--- Data ---
▽

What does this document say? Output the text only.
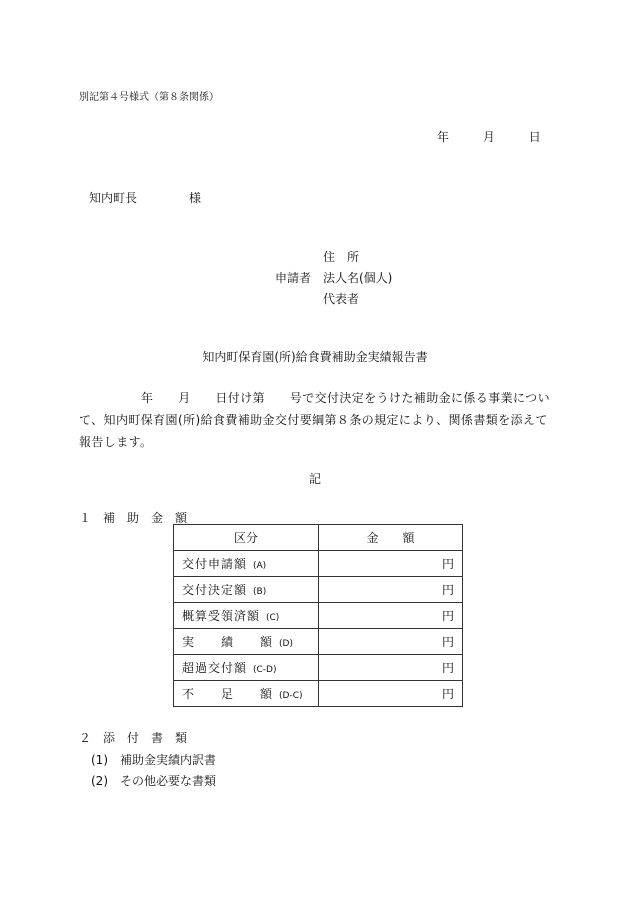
別記第４号様式（第８条関係）
年	月	日
知内町長	様
住　所
申請者 法人名(個人)
代表者
知内町保育園(所)給食費補助金実績報告書
　　　　　年　　月　　日付け第　　号で交付決定をうけた補助金に係る事業について、知内町保育園(所)給食費補助金交付要綱第８条の規定により、関係書類を添えて報告します。
記
１　補　助　金　額
区分	金　　額
交付申請額 (A)	円
交付決定額 (B)	円
概算受領済額 (C)	円
実　　績　　額 (D)	円
超過交付額 (C-D)	円
不　　足　　額 (D-C)	円
２　添　付　書　類
(1)　補助金実績内訳書
(2)　その他必要な書類
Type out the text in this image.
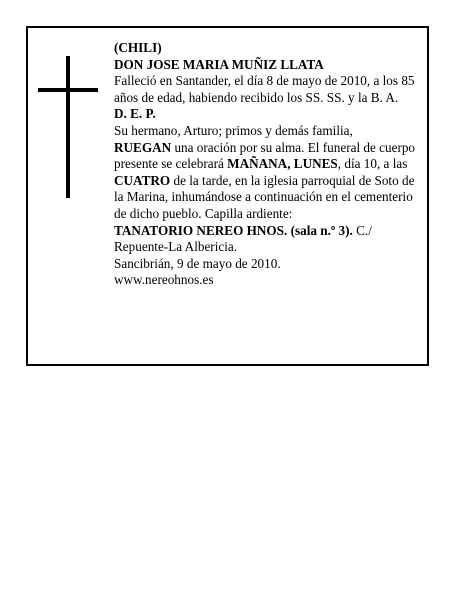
(CHILI)

DON JOSE MARIA MUÑIZ LLATA

Falleció en Santander, el día 8 de mayo de 2010, a los 85 años de edad, habiendo recibido los SS. SS. y la B. A.

D. E. P.

Su hermano, Arturo; primos y demás familia,

RUEGAN una oración por su alma. El funeral de cuerpo presente se celebrará MAÑANA, LUNES, día 10, a las CUATRO de la tarde, en la iglesia parroquial de Soto de la Marina, inhumándose a continuación en el cementerio de dicho pueblo. Capilla ardiente:

TANATORIO NEREO HNOS. (sala n.º 3). C./ Repuente-La Albericia.

Sancibrián, 9 de mayo de 2010.

www.nereohnos.es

△

In the listing above, find the lines holding the word "mayo" and copy them.

Falleció en Santander, el día 8 de mayo de 2010, a los 85 años de edad, habiendo recibido los SS. SS. y la B. A.
Sancibrián, 9 de mayo de 2010.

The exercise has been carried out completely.